-- Start of DATA ENTRIES --

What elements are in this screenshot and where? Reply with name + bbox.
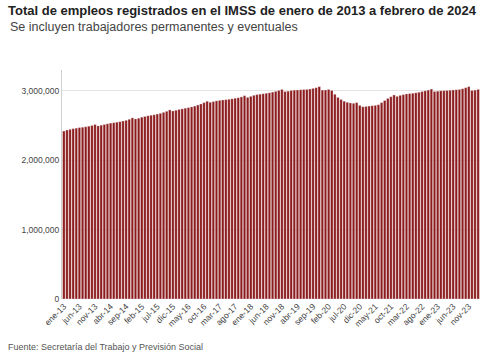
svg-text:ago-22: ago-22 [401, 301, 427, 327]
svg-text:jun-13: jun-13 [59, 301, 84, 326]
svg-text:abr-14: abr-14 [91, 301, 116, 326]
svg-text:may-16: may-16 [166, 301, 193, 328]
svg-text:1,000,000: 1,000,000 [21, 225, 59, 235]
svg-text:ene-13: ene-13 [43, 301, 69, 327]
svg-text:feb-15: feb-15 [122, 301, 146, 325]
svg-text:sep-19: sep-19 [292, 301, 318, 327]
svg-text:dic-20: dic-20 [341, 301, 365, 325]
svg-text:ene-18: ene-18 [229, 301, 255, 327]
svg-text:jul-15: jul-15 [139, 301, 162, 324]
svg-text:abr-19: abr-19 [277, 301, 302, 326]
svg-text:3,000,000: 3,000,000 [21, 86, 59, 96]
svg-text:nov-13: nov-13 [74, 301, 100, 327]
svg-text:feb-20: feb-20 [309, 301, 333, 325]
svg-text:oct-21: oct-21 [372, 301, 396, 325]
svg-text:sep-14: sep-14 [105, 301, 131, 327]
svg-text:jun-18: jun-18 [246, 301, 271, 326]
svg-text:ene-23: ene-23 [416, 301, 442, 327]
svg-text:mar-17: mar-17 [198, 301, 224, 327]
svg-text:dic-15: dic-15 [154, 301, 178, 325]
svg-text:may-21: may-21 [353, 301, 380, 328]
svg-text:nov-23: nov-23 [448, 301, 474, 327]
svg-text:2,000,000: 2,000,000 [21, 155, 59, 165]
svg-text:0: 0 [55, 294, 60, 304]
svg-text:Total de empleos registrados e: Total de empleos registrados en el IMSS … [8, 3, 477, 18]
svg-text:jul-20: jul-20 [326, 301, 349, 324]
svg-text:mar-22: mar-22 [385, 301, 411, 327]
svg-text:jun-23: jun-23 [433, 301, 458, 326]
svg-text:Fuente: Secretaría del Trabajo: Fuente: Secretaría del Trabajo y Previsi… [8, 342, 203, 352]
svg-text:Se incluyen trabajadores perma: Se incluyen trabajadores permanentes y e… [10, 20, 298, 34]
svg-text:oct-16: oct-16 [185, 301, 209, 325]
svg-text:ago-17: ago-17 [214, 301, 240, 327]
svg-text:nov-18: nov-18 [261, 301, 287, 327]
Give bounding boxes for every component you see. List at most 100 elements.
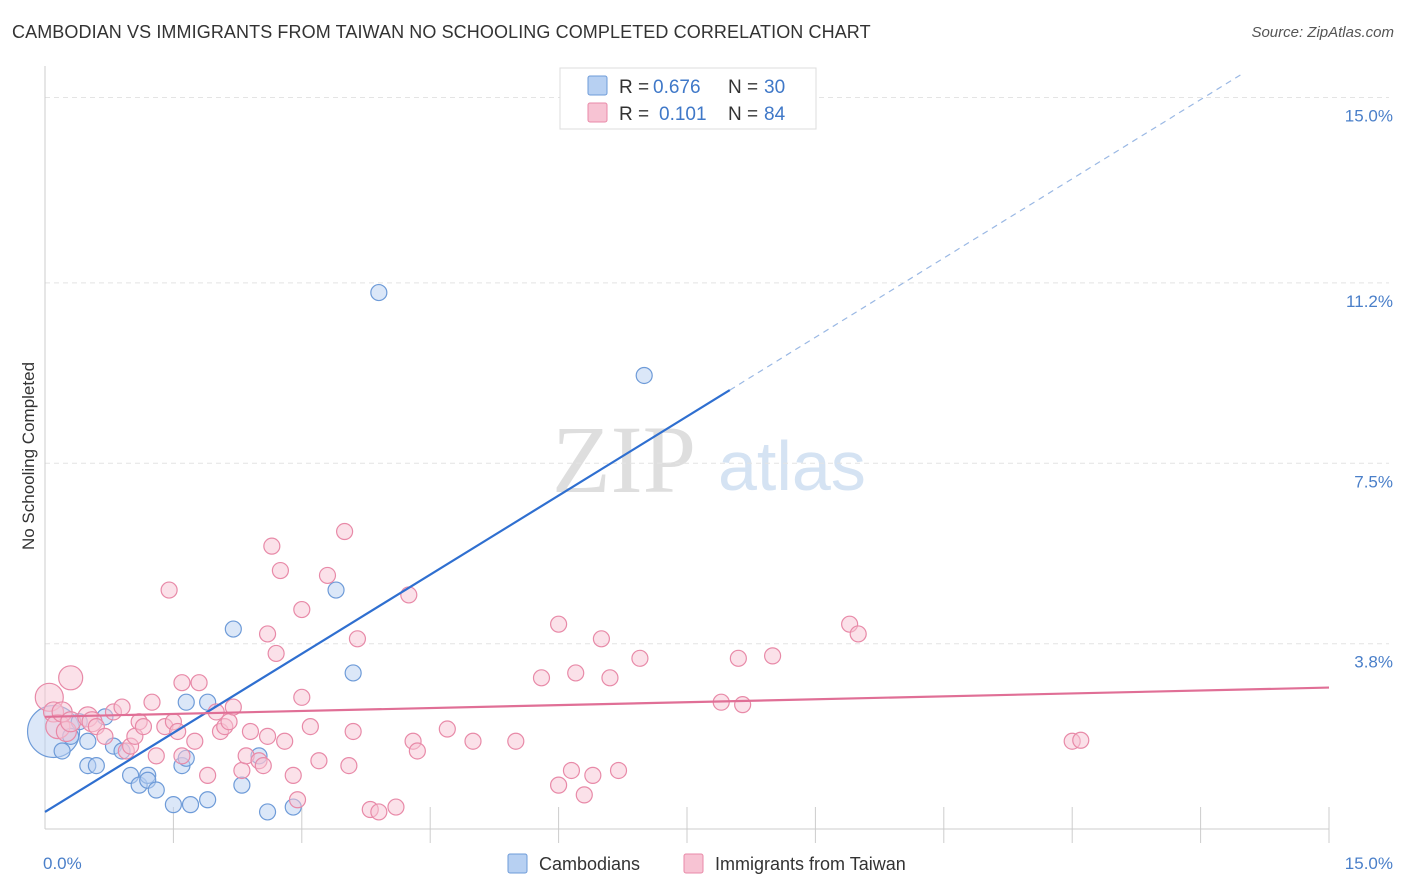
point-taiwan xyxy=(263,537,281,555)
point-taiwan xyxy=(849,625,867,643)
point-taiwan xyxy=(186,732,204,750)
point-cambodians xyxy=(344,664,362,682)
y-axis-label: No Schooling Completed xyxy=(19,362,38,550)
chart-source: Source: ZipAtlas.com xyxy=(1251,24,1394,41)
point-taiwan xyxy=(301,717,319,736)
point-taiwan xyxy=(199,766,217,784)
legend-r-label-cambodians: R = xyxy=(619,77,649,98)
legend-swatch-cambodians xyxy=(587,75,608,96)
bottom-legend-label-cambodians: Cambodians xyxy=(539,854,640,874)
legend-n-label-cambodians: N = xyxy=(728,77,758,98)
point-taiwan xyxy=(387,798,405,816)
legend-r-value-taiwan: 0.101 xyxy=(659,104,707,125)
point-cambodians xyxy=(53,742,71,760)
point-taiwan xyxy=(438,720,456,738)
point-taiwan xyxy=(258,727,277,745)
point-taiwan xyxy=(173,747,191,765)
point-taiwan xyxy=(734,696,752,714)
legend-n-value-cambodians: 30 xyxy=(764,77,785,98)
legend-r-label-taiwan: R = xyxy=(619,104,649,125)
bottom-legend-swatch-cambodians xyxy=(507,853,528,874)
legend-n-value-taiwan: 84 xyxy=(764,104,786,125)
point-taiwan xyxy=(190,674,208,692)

-- End of DATA ENTRIES --

_INSTRUCTION_
Print the lines of every record above verbatim, leaving out the pictures.

_SOLUTION FOR THIS PROBLEM_
What elements are in this screenshot and where? Reply with name + bbox.
svg-text:ago-22: ago-22 [401, 301, 427, 327]
svg-text:jun-13: jun-13 [59, 301, 84, 326]
svg-text:abr-14: abr-14 [91, 301, 116, 326]
svg-text:may-16: may-16 [166, 301, 193, 328]
svg-text:1,000,000: 1,000,000 [21, 225, 59, 235]
svg-text:ene-13: ene-13 [43, 301, 69, 327]
svg-text:feb-15: feb-15 [122, 301, 146, 325]
svg-text:sep-19: sep-19 [292, 301, 318, 327]
svg-text:dic-20: dic-20 [341, 301, 365, 325]
svg-text:ene-18: ene-18 [229, 301, 255, 327]
svg-text:jul-15: jul-15 [139, 301, 162, 324]
svg-text:abr-19: abr-19 [277, 301, 302, 326]
svg-text:3,000,000: 3,000,000 [21, 86, 59, 96]
svg-text:nov-13: nov-13 [74, 301, 100, 327]
svg-text:feb-20: feb-20 [309, 301, 333, 325]
svg-text:oct-21: oct-21 [372, 301, 396, 325]
svg-text:sep-14: sep-14 [105, 301, 131, 327]
svg-text:jun-18: jun-18 [246, 301, 271, 326]
svg-text:ene-23: ene-23 [416, 301, 442, 327]
svg-text:mar-17: mar-17 [198, 301, 224, 327]
svg-text:dic-15: dic-15 [154, 301, 178, 325]
svg-text:may-21: may-21 [353, 301, 380, 328]
svg-text:nov-23: nov-23 [448, 301, 474, 327]
svg-text:2,000,000: 2,000,000 [21, 155, 59, 165]
svg-text:0: 0 [55, 294, 60, 304]
svg-text:Total de empleos registrados e: Total de empleos registrados en el IMSS … [8, 3, 477, 18]
svg-text:jul-20: jul-20 [326, 301, 349, 324]
svg-text:mar-22: mar-22 [385, 301, 411, 327]
svg-text:jun-23: jun-23 [433, 301, 458, 326]
svg-text:Fuente: Secretaría del Trabajo: Fuente: Secretaría del Trabajo y Previsi… [8, 342, 203, 352]
svg-text:Se incluyen trabajadores perma: Se incluyen trabajadores permanentes y e… [10, 20, 298, 34]
svg-text:oct-16: oct-16 [185, 301, 209, 325]
svg-text:ago-17: ago-17 [214, 301, 240, 327]
svg-text:nov-18: nov-18 [261, 301, 287, 327]
Give bounding boxes for every component you see. List at most 100 elements.
point-taiwan xyxy=(263,537,281,555)
point-taiwan xyxy=(849,625,867,643)
point-taiwan xyxy=(186,732,204,750)
point-cambodians xyxy=(344,664,362,682)
y-axis-label: No Schooling Completed xyxy=(19,362,38,550)
chart-source: Source: ZipAtlas.com xyxy=(1251,24,1394,41)
point-taiwan xyxy=(301,717,319,736)
point-taiwan xyxy=(199,766,217,784)
legend-r-label-cambodians: R = xyxy=(619,77,649,98)
legend-swatch-cambodians xyxy=(587,75,608,96)
bottom-legend-label-cambodians: Cambodians xyxy=(539,854,640,874)
legend-n-label-cambodians: N = xyxy=(728,77,758,98)
point-taiwan xyxy=(387,798,405,816)
legend-r-value-taiwan: 0.101 xyxy=(659,104,707,125)
point-cambodians xyxy=(53,742,71,760)
point-taiwan xyxy=(438,720,456,738)
point-taiwan xyxy=(258,727,277,745)
point-taiwan xyxy=(173,747,191,765)
point-taiwan xyxy=(734,696,752,714)
legend-n-value-cambodians: 30 xyxy=(764,77,785,98)
legend-r-label-taiwan: R = xyxy=(619,104,649,125)
bottom-legend-swatch-cambodians xyxy=(507,853,528,874)
legend-n-value-taiwan: 84 xyxy=(764,104,786,125)
point-taiwan xyxy=(190,674,208,692)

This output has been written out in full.